Without the pictures, can you quote each line below exactly?
## START Dataset excerpts
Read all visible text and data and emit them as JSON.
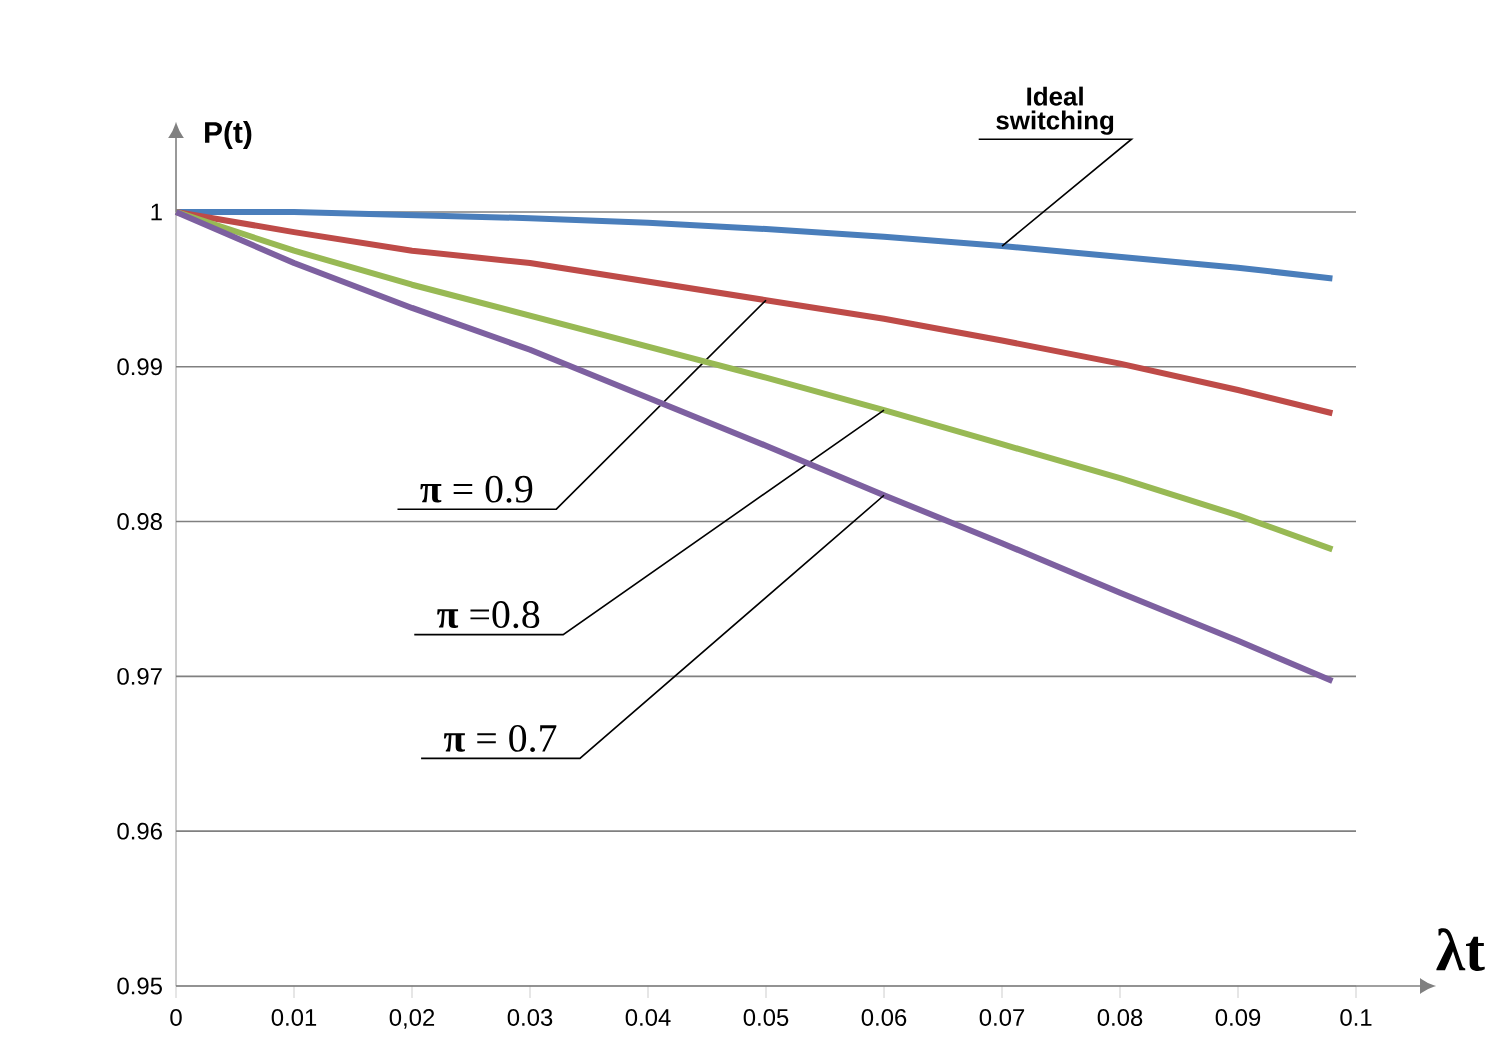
{
  "chart_data": {
    "type": "line",
    "xlabel": "λt",
    "ylabel": "P(t)",
    "x": [
      0,
      0.01,
      0.02,
      0.03,
      0.04,
      0.05,
      0.06,
      0.07,
      0.08,
      0.09,
      0.098
    ],
    "series": [
      {
        "name": "Ideal switching",
        "color": "#4a7ebb",
        "values": [
          1,
          1.0,
          0.9998,
          0.9996,
          0.9993,
          0.9989,
          0.9984,
          0.9978,
          0.9971,
          0.9964,
          0.9957
        ]
      },
      {
        "name": "**π** = 0.9",
        "color": "#be4b48",
        "values": [
          1,
          0.9987,
          0.9975,
          0.9967,
          0.9955,
          0.9943,
          0.9931,
          0.9917,
          0.9902,
          0.9885,
          0.987
        ]
      },
      {
        "name": "**π** =0.8",
        "color": "#98b954",
        "values": [
          1,
          0.9975,
          0.9953,
          0.9933,
          0.9913,
          0.9893,
          0.9872,
          0.985,
          0.9828,
          0.9804,
          0.9782
        ]
      },
      {
        "name": "**π** = 0.7",
        "color": "#7d60a0",
        "values": [
          1,
          0.9967,
          0.9938,
          0.9911,
          0.988,
          0.9849,
          0.9817,
          0.9786,
          0.9754,
          0.9723,
          0.9697
        ]
      }
    ],
    "xlim": [
      0,
      0.1
    ],
    "ylim": [
      0.95,
      1
    ],
    "xticks": [
      0,
      0.01,
      {
        "value": 0.02,
        "label": "0,02"
      },
      0.03,
      0.04,
      0.05,
      0.06,
      0.07,
      0.08,
      0.09,
      0.1
    ],
    "yticks": [
      0.95,
      0.96,
      0.97,
      0.98,
      0.99,
      1
    ],
    "grid": "y",
    "marker": "none",
    "line_style": "solid"
  }
}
## END Dataset excerpts
The result ▸
Read all visible text and data and emit them as JSON.
{
  "chart_data": {
    "type": "line",
    "xlabel": "λt",
    "ylabel": "P(t)",
    "x": [
      0,
      0.01,
      0.02,
      0.03,
      0.04,
      0.05,
      0.06,
      0.07,
      0.08,
      0.09,
      0.098
    ],
    "series": [
      {
        "name": "Ideal switching",
        "color": "#4a7ebb",
        "values": [
          1,
          1.0,
          0.9998,
          0.9996,
          0.9993,
          0.9989,
          0.9984,
          0.9978,
          0.9971,
          0.9964,
          0.9957
        ]
      },
      {
        "name": "**π** = 0.9",
        "color": "#be4b48",
        "values": [
          1,
          0.9987,
          0.9975,
          0.9967,
          0.9955,
          0.9943,
          0.9931,
          0.9917,
          0.9902,
          0.9885,
          0.987
        ]
      },
      {
        "name": "**π** =0.8",
        "color": "#98b954",
        "values": [
          1,
          0.9975,
          0.9953,
          0.9933,
          0.9913,
          0.9893,
          0.9872,
          0.985,
          0.9828,
          0.9804,
          0.9782
        ]
      },
      {
        "name": "**π** = 0.7",
        "color": "#7d60a0",
        "values": [
          1,
          0.9967,
          0.9938,
          0.9911,
          0.988,
          0.9849,
          0.9817,
          0.9786,
          0.9754,
          0.9723,
          0.9697
        ]
      }
    ],
    "xlim": [
      0,
      0.1
    ],
    "ylim": [
      0.95,
      1
    ],
    "xticks": [
      0,
      0.01,
      {
        "value": 0.02,
        "label": "0,02"
      },
      0.03,
      0.04,
      0.05,
      0.06,
      0.07,
      0.08,
      0.09,
      0.1
    ],
    "yticks": [
      0.95,
      0.96,
      0.97,
      0.98,
      0.99,
      1
    ],
    "grid": "y",
    "marker": "none",
    "line_style": "solid"
  }
}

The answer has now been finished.